→ **Given passage**
** START **

From the same section of the Catechism of Trent:
First, he who thinks himself injured ought above all to be persuaded that the man on whom he desires to be revenged was not the principal cause of the loss or injury. Thus that admirable man, Job, when violently injured by the Sabeans, the Chaldeans, and by Satan, took no account of these, but as a righteous and very holy man exclaimed with no less truth than piety: The Lord gave, the Lord hath taken away.
Since I never made the claim, what it logically entails is irrelevant. Once again you attack what you incorrectly attribute to me rather than what I actually said.
Yes, quite well. Do you understand the notion of responding to my actual comments?
I VERY EXPLICITLY EXPLAINED how the claim IS logically entailed by what you actually said! You *ignore *that and then tell ME to respond to your actual comments? You are a very difficult fellow.
 
Please restate this argument using *citations *from 2267 rather than just your interpretive paraphrases.
Doh! Do you understand the notion of logical implication?

“If, instead, bloodless means are sufficient to defend against the aggressor and to protect the safety of persons, public authority should limit itself to such means, …Today, in fact, given the means at the State’s disposal … cases of absolute necessity for suppression of the offender ‘today … are very rare, if not practically non-existent.’” (CCC 2267)

** END **

→ **Data supplied**
** START **

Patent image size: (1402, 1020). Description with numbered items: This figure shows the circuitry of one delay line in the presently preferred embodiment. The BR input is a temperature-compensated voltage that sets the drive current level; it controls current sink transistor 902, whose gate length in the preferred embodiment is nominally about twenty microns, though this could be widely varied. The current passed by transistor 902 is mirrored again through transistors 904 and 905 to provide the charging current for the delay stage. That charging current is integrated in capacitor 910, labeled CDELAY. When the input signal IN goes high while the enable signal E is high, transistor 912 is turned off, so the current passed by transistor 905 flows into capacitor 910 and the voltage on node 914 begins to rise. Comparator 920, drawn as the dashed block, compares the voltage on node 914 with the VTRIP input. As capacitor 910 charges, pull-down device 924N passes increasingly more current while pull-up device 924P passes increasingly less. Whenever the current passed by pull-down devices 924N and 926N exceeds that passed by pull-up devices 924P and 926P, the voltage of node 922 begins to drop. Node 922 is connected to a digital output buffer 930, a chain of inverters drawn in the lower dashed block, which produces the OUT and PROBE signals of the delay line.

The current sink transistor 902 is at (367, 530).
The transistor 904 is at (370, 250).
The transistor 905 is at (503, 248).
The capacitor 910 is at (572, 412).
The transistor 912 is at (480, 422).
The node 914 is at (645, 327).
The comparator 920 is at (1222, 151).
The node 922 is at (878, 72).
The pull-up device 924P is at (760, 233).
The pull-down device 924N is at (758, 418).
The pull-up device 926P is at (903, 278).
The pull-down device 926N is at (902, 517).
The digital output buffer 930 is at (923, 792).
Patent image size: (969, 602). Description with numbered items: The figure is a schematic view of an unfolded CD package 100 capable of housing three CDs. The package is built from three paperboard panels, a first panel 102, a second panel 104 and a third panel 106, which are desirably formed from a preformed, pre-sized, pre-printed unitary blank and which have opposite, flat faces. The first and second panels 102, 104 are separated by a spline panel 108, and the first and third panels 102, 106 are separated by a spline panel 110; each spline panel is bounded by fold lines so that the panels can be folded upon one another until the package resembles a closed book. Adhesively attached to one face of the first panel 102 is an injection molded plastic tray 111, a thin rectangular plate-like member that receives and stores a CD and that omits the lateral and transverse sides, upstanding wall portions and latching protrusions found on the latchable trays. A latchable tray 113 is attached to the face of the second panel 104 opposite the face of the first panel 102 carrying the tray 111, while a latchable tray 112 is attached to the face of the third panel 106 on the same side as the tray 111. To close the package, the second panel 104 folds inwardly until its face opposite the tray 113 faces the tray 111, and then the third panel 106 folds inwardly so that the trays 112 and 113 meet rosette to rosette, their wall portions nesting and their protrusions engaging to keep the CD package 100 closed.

** END **

→ **Tasks to perform**
a. For each statement, answer yes or no according to the Catechism exchange, and quote the words that decide it. (i) Job was injured by the Sabeans and the Chaldeans. (ii) The passage quoted from CCC 2267 says that cases of absolute necessity for suppressing the offender are common today. (iii) The Catechism of Trent says that a person who feels injured should be persuaded that the offender was the principal cause of the loss.
b. Resume the Catechism exchange, starting after its final sentence.
The data has nothing to do with the Catechism exchange.

→ **Task answers**
a.
(i) Yes: "when violently injured by the Sabeans, the Chaldeans, and by Satan"
(ii) No: "are very rare, if not practically non-existent."
(iii) No: "was not the principal cause of the loss or injury"

b.
Let me interpret this. “If criminals can be securely locked up they shouldn’t be executed. Since States can securely lock them up the need to execute them should be practically non-existent.” Do you see anything about justice in there? The point being made is that only the need for defense justifies capital punishment, and since modern prisons make it unnecessary for defense it should not be employed. If the need for justice was a concern, then defense would not be the sole criterion, but since it is defense alone that determines the use of capital punishment the logical implication is that retribution for the crime does not require the use of the death penalty. If this is true it means 2267 is stating that no crime merits death.
Therefore Ender claims that it is not true that execution has never been absolutely necessary to expiate the sin of murder - and you certainly seem to think that it has always been true that execution has been absolutely necessary to expiate the sin of murder , since you say:
The problem you consistently create is with your insistence on inserting terms like “always” and “never” into my comments where I have not used them. You understand the significance of what you’re doing - how it changes the meaning of my statements - or you would not bother with it. There are any number of problems with your replies…
But this claim - it has always been true that execution has been absolutely necessary to expiate the sin of murder - **logically entails **that *no non-executed murderer can repent so as to expiate his crime. *
… not least of which is your apparent confusion over the relationship between retribution and expiation. Retribution is deserved in every case of crime or sin. Expiation occurs not simply because someone is punished but only if the punishment is voluntarily accepted. Finally, repentance - and even forgiveness - does not obviate the need for punishment. Repentance alone cannot expiate a crime. Nor is it necessary that every sin be expiated in this life; that can still be accomplished in purgatory.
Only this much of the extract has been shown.